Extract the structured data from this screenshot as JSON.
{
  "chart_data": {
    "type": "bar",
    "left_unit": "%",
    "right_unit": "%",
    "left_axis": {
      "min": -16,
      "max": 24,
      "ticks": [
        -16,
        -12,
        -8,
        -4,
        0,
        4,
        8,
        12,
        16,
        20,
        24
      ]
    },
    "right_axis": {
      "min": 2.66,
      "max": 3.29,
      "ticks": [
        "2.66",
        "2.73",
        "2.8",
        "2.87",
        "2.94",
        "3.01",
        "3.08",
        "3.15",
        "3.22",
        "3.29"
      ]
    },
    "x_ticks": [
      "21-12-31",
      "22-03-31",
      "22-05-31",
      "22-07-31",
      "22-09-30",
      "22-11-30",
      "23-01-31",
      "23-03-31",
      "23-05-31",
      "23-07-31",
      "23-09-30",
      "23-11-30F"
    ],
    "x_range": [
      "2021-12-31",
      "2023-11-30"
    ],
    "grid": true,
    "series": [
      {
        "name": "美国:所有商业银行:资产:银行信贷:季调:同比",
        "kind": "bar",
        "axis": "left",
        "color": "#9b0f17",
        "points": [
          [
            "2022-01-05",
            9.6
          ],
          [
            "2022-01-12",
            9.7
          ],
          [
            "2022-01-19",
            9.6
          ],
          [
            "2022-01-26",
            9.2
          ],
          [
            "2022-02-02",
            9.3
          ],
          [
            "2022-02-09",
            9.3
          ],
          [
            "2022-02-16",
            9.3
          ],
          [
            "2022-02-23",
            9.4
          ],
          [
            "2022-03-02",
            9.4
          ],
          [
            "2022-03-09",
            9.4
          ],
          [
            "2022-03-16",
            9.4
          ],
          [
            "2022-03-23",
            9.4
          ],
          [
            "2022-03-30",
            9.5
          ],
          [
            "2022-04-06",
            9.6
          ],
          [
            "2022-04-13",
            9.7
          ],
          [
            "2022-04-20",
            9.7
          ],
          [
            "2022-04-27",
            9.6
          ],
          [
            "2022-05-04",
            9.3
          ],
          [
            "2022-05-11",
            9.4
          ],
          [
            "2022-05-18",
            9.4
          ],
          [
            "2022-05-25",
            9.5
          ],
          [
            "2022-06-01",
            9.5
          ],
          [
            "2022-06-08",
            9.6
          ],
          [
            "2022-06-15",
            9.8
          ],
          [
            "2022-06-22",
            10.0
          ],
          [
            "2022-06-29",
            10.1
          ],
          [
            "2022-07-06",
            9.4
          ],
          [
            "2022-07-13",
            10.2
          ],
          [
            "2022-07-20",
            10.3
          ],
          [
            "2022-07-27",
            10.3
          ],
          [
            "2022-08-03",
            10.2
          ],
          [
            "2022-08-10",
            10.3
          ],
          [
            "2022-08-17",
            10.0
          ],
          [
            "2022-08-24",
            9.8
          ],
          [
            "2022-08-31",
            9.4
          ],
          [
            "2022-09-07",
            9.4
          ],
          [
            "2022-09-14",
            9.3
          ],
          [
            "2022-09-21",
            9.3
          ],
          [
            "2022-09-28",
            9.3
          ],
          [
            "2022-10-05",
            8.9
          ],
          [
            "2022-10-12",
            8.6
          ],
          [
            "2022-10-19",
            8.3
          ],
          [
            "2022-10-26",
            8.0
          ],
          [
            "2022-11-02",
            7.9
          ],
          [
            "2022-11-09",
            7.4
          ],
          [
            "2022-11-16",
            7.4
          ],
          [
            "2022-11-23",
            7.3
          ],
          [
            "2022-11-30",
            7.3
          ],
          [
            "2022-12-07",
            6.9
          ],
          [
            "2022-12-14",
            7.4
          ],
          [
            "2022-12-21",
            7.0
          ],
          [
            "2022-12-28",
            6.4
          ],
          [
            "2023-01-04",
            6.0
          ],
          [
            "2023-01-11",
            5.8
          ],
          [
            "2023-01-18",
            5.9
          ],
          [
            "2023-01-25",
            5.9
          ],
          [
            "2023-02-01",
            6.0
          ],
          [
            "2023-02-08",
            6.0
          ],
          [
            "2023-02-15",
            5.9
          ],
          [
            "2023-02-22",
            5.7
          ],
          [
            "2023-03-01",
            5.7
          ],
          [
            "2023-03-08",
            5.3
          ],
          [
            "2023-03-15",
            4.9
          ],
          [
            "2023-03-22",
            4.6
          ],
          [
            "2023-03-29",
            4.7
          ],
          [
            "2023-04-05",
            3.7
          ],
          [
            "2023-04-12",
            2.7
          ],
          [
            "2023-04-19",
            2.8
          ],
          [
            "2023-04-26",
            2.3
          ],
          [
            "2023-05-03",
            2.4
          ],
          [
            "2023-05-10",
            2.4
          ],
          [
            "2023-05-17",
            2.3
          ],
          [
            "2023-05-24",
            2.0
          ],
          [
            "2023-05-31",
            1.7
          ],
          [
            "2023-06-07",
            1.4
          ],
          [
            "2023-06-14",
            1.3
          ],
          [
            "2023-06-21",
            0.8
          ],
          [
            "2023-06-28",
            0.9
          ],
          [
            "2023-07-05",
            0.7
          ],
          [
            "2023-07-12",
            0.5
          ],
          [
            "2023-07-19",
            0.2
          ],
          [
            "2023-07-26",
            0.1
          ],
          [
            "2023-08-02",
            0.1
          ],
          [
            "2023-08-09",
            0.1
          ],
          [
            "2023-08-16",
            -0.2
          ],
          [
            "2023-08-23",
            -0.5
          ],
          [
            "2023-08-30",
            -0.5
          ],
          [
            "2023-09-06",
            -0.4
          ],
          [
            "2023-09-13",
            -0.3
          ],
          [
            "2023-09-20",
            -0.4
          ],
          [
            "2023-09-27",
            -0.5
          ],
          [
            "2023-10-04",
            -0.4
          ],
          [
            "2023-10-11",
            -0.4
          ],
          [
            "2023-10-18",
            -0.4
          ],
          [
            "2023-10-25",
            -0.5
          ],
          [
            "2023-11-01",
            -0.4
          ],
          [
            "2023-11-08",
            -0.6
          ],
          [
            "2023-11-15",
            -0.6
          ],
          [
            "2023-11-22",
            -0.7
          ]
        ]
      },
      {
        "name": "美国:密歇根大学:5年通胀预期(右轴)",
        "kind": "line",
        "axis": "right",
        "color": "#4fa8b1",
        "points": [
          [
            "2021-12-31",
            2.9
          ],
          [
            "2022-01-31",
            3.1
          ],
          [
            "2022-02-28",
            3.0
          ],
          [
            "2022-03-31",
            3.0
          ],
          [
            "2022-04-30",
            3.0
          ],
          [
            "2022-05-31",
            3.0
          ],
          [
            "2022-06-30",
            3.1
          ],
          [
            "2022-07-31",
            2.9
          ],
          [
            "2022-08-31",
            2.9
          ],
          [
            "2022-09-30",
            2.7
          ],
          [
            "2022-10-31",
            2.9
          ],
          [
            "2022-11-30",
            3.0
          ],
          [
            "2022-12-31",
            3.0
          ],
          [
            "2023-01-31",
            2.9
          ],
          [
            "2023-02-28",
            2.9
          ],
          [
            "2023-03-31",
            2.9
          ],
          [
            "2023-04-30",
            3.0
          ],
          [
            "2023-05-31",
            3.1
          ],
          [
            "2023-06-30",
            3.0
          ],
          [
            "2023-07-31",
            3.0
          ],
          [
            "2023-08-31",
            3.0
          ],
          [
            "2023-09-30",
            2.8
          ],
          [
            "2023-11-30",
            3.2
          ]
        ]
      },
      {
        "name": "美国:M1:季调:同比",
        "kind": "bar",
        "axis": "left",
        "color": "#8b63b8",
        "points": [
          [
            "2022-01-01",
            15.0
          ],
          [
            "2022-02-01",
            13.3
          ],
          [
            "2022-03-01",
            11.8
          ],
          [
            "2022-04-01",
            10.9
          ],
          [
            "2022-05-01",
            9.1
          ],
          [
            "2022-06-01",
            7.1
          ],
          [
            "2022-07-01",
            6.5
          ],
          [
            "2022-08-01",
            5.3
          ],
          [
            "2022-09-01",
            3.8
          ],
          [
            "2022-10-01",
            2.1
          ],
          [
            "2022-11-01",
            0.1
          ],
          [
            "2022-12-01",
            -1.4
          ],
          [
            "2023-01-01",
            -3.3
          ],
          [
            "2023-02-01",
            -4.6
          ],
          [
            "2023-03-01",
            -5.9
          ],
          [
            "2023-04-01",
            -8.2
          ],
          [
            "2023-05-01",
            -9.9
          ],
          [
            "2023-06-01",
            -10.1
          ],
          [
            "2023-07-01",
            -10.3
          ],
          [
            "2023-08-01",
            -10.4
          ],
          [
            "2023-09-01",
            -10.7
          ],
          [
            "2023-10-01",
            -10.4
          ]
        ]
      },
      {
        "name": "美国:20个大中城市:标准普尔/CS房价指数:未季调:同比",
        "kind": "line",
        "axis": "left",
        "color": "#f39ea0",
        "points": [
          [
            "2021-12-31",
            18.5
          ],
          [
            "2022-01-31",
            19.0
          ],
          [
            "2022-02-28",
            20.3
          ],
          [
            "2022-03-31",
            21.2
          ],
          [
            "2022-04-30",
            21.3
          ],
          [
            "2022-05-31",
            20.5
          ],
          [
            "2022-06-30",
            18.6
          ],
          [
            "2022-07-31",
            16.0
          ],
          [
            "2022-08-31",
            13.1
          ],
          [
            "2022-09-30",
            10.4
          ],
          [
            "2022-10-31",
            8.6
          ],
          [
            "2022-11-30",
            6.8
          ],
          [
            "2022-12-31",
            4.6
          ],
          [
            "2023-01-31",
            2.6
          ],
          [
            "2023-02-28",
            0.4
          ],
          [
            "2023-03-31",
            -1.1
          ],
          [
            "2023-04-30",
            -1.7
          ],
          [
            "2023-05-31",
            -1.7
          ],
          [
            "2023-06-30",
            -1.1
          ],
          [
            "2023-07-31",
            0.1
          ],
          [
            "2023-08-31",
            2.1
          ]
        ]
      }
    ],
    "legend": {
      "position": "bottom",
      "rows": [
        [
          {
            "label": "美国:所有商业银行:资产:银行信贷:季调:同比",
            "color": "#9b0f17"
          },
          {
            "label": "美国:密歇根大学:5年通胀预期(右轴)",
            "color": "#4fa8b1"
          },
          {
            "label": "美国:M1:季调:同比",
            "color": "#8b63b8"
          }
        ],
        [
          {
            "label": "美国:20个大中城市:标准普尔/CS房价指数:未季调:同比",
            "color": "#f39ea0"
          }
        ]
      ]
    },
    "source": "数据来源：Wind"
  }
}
■ ■ ■ ■
EXERCISE DETAILS: Look through the lines above and collect those with the word "银行信贷".

EXERCISE SOLUTION:
        "name": "美国:所有商业银行:资产:银行信贷:季调:同比",
            "label": "美国:所有商业银行:资产:银行信贷:季调:同比",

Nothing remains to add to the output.